Kutipan —
====

Thursday 7 January 2010

LAYAKKAH 12 TOKOH MENGGANTIKAN GUS DUR. ULIL ABSOR ABDALLA PALING PAS

Ada 12 orang yang dinilai bisa sebagai pengganti KH Abdurrahman Wahid (Gus Dur) sebagai tokoh pluralisme, pejuang demokrasi, tokoh agama, dan budaya.
TUJUH di antaranya berasal Nahdlatul Ulama (NU), dan lima ber­asal dari luar NU (lengkapnya baca tabel).
Nama-nama itu berdasarkan pendapat sejumlah pengamat politik, pengamat sejarah, dan anggota DPR, yang disampaikan kepada Rakyat Merdeka, di Jakarta, kemarin.
Sebelumnya Khatib Majelis Peng­asuh Pondok Pesantren Bah­rul Ulum, Tambakberas, Jom­bang, KH M Irfan Sholeh (Gus Irfan) mengatakan, penerus Gus Dur akan muncul.
“Seperti Salahudin Al-Ayubi seusai menaklukkan Jerusalem. Sudah (terbuka) tinggal menerus­kan. Seperti Hadratussyekh KH Ha­syim Asy’ari muncul setelah (Pa­nge­ran) Diponegoro,” ungkap Gus Irfan.
Guru Besar Ilmu Politik Uni­versitas Indonesia (UI) Ibram­syah mengatakan, Gus Dur meru­pakan orang yang komplit, se­orang pemikir, ahli agama, po­litikus, budaya, dan lainnya.
“Sulit untuk menempatkan orang yang selevel dengan Gus Dur,” katanya kepada Rakyat Merdeka, di Jakarta, kemarin.

====

Yang harus dikerjakan —
(a) Salin ulang tanpa perubahan baris-baris entri, mulai dari baris pertama entri sampai baris yang memuat "calendar-cell: 28 Sunrise: 5:53", termasuk kedua ujungnya.
(b) Lanjutkan kutipan tentang tokoh-tokoh pengganti Gus Dur dari kalimat terakhir yang tertera.
Kutipan dan entri di sini tidak saling berhubungan.

====

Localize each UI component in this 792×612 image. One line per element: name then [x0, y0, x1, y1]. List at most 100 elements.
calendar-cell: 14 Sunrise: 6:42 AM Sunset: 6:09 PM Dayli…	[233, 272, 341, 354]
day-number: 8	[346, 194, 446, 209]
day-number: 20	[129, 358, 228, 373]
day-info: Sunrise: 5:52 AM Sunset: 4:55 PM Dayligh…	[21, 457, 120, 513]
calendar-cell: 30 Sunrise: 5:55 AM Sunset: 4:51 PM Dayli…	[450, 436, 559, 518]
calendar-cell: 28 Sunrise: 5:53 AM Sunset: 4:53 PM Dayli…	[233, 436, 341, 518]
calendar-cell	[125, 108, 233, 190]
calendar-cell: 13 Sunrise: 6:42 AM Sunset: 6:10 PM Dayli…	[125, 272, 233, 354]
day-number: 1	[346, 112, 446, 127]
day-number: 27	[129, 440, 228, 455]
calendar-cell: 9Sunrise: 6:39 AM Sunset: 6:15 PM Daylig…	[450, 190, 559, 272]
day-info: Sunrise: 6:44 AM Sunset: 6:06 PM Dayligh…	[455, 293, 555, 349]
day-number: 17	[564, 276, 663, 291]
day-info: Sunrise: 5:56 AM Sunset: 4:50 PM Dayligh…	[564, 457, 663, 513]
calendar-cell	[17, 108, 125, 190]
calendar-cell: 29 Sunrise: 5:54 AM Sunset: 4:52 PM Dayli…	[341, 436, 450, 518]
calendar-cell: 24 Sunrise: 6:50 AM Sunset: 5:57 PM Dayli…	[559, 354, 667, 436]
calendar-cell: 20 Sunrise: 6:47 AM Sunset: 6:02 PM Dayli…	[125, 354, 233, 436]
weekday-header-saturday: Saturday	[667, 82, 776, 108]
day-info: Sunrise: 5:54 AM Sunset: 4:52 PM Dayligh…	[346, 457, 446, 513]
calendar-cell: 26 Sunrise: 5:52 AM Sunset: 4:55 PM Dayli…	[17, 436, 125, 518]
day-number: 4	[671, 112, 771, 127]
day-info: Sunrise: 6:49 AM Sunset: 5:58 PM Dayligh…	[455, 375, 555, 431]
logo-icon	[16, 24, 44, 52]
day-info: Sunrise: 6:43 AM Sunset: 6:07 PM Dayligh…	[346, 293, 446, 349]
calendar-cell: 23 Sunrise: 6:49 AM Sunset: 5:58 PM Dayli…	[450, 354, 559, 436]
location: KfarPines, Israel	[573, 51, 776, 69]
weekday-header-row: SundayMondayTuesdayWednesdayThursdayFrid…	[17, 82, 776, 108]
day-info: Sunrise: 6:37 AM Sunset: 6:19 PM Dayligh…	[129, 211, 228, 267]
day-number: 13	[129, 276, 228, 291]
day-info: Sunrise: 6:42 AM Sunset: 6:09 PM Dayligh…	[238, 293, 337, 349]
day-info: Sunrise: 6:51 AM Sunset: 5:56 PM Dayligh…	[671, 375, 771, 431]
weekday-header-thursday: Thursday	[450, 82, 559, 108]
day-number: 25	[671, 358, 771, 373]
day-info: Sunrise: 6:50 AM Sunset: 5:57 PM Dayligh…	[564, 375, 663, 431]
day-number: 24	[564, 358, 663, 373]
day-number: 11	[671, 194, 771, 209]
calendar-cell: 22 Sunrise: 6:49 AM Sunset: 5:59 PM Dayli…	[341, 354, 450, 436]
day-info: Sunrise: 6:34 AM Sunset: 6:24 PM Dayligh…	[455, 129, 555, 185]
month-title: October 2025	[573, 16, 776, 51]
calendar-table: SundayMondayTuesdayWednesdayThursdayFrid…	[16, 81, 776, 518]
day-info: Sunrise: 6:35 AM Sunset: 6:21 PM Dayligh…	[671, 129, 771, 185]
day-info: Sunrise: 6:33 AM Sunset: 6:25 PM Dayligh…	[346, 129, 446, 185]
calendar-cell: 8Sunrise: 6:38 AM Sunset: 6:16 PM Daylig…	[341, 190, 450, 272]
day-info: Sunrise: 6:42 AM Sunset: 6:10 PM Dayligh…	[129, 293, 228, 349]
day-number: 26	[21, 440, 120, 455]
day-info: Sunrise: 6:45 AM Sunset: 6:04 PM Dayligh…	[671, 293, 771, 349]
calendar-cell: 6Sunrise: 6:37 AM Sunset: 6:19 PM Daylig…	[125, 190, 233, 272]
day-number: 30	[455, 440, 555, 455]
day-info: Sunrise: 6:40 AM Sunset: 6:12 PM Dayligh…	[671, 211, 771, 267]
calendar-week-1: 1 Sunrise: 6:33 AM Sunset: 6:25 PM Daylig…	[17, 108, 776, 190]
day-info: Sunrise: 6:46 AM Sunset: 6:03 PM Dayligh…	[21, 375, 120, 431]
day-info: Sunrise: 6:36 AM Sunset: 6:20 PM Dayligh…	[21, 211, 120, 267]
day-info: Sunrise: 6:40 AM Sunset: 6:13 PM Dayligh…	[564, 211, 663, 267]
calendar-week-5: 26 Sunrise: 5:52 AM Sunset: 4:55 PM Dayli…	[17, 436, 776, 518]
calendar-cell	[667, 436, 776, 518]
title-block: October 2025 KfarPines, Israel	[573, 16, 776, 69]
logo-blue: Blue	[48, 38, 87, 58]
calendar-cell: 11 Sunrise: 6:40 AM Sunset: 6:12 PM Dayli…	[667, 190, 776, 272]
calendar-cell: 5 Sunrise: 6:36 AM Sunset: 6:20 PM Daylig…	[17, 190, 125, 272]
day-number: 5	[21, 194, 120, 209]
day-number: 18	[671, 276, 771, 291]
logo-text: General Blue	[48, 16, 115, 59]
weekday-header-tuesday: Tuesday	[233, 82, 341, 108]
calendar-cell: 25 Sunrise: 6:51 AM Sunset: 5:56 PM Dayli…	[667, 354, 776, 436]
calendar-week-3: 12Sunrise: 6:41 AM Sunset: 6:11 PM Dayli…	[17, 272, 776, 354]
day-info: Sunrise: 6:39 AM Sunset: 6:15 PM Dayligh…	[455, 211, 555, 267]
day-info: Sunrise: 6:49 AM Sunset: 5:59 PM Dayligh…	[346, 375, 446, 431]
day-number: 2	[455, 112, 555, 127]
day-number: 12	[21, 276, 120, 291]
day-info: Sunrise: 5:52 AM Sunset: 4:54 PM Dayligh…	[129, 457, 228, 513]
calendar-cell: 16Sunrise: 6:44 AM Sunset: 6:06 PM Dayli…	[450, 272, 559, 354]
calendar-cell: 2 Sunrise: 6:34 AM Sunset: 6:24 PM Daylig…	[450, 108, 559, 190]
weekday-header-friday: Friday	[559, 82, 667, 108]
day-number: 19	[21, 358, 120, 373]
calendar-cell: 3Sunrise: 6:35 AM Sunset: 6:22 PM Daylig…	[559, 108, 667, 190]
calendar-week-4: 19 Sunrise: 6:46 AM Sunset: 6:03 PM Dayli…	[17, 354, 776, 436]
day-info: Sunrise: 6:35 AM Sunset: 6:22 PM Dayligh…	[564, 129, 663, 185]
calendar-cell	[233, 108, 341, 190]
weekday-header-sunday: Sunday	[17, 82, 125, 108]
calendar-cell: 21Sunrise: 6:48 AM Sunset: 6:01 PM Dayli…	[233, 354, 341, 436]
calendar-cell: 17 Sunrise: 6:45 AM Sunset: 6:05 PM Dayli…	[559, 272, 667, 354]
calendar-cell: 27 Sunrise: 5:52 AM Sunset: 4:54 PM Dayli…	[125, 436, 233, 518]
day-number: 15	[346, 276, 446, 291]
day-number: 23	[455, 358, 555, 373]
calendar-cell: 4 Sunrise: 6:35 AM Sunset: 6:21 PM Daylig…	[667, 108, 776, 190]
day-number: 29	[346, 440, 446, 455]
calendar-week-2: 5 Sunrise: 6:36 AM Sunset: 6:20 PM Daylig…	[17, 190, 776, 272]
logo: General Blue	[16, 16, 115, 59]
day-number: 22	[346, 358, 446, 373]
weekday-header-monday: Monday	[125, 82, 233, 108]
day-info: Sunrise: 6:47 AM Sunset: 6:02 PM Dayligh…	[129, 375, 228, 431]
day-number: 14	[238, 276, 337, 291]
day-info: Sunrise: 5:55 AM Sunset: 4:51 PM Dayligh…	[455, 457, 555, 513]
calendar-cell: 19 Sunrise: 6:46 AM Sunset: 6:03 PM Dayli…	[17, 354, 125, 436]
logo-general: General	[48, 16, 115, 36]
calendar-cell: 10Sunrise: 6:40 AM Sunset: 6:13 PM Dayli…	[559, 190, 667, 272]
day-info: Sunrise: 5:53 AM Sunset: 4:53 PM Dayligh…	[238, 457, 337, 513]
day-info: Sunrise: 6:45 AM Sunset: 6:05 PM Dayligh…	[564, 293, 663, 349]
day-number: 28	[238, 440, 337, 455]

====

Jawaban per tugas —
(a)
Localize each UI component in this 792×612 image. One line per element: name then [x0, y0, x1, y1]. List at most 100 elements.
calendar-cell: 14 Sunrise: 6:42 AM Sunset: 6:09 PM Dayli…	[233, 272, 341, 354]
day-number: 8	[346, 194, 446, 209]
day-number: 20	[129, 358, 228, 373]
day-info: Sunrise: 5:52 AM Sunset: 4:55 PM Dayligh…	[21, 457, 120, 513]
calendar-cell: 30 Sunrise: 5:55 AM Sunset: 4:51 PM Dayli…	[450, 436, 559, 518]
calendar-cell: 28 Sunrise: 5:53 AM Sunset: 4:53 PM Dayli…	[233, 436, 341, 518]

(b)
Menurutnya, pluralisme bukan merupakan barang aneh. Karena dalam Islam sendiri tidak mengenal pengelompokan-pe­nge­lompokan. Dalam Islam di ke­nal toleransi beragama dan meng­hormati per­be­daan. Apa yang dijalankan Gus Dur men­con­toh yang dilakukan Rasul.
Sebagai contoh, Gus Dur melindungi karangan minoritas dan memperjuangkan hak-hak­nya. “Jadi kalau gelarnya plu­ra­lisme itu bukan hal aneh. Ha­rusnya beliau diberi gelar yang lain,” katanya
Dikatakan dia yang mempunyai sikap yang sama dengan Gus Dur, yaitu Azyumardi Azra, Din Syam­­suddin, Mahfud MD dan Koma­ruddin Hi­­dayat. “ Mereka selalu menge­de­pankan nilai-nilai uni­versal dan kerukunan,” katanya.
Sementara peneliti Lembaga Survei Indonesia (LSI), Bur­ha­nud­din Muhtadi mengatakan, In­do­nesia tidak mempunyai stok to­koh mul­ti talenta dan multi di­mensi un­tuk menggantikan sosok Gus Dur.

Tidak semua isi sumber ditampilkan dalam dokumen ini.